### TEXT PROVIDED
○ ○ ○ ○ ○ ○ ○

For example, for 48 hours last month, Jeffrey was battling the stomach flu. One Monday night, he fell asleep during family home evening. Rich layed him on our bed (big mistake), where Anna had also fallen asleep. Suddenly, Anna woke up soaking wet. Jeffrey had thrown up all over himself, all over Anna, and all over our bed. We immediately stopped what we were doing to deal with the mess and give two children a bath.

Two days later, as he was getting out after taking Beth to soccer practice, he threw up all over the inside front of the van. (He later assured me that he stayed in the van to throw up because he didn't want to get out and ruin the grass. Thanks, Jeffrey.) Again, we dropped what we were doing to immediately clean up the mess.

You either bow down to vomit and clean it up right away, or you pay a pretty serious consequence for a long time after.

Why are there so many life lessons in parenthood that force us to accept giving up control? I don't know. I am thinking it must be heavenly psychotherapy, preparing us for the day that we have a teenager on our hands who will not let us be in control anymore.

○ ○ ○ ○ ○ ○ ○

### INSTRUCTIONS TO FOLLOW
Resume the passage on parenting and giving up control, picking up right after its final sentence. The records that come next have no connection to the passage on parenting and giving up control.

○ ○ ○ ○ ○ ○ ○

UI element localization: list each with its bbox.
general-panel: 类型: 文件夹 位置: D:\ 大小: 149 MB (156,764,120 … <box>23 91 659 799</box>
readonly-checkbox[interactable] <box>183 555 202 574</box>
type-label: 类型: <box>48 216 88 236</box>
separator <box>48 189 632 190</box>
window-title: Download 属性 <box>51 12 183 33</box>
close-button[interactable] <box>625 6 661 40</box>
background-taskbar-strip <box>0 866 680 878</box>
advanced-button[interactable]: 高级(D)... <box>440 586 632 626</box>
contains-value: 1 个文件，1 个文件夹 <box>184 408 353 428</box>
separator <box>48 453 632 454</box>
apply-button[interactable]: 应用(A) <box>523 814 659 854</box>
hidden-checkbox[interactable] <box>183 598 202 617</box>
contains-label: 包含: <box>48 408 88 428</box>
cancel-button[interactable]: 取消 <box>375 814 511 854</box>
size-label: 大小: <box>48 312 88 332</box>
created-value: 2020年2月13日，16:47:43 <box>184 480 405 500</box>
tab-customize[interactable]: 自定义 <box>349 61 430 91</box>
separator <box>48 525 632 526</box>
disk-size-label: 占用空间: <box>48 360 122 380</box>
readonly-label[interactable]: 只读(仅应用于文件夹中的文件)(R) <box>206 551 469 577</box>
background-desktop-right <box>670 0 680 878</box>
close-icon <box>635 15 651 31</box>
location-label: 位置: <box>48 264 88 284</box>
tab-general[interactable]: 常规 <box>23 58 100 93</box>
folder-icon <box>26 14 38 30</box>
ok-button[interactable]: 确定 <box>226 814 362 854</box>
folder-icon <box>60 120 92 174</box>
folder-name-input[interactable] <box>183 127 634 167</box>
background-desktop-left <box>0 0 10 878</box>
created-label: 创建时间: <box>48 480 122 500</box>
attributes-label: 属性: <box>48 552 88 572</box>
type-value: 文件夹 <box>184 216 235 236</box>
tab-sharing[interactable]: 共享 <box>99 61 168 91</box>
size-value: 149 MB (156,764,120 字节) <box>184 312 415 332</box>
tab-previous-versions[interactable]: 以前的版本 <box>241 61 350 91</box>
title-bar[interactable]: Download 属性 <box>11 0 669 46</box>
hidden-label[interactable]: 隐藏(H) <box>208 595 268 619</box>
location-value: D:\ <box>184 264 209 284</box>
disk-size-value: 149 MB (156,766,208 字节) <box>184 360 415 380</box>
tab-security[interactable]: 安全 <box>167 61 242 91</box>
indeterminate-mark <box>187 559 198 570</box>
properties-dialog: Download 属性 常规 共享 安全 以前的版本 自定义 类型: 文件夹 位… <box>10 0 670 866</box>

○ ○ ○ ○ ○ ○ ○

### OUTPUT OF THE EXERCISE
You know, that's not a bad theory. Throw-up, and overdue pregnancies, and teething babies, and that baby boy that the ultrasound tech assured you was most definitely a girl, and boys in general, are all here to prepare us to give up control when it matters most, when the teenagers need to grow up and learn to do some things on their own and make some important choices.

Whatever the reason, we sure get a lot of practice.

2 comments:

Natalie said...

Of all the bodily fluids, vomit is the most challenging for me. I can handle blood, urine, #2, boogers, spit, sweat, pus...but vomit is a category of it's own. I can hardly clean it up without producing some of my own. So, as you might guess, it's almost always Eric's job. :)

Our Family said...

I should have added to that list of things you can't control 'not being able to have any children and having to wait on someone else.' You are the master of that, huh? Drop life suddenly one day to add a new person to the family! : )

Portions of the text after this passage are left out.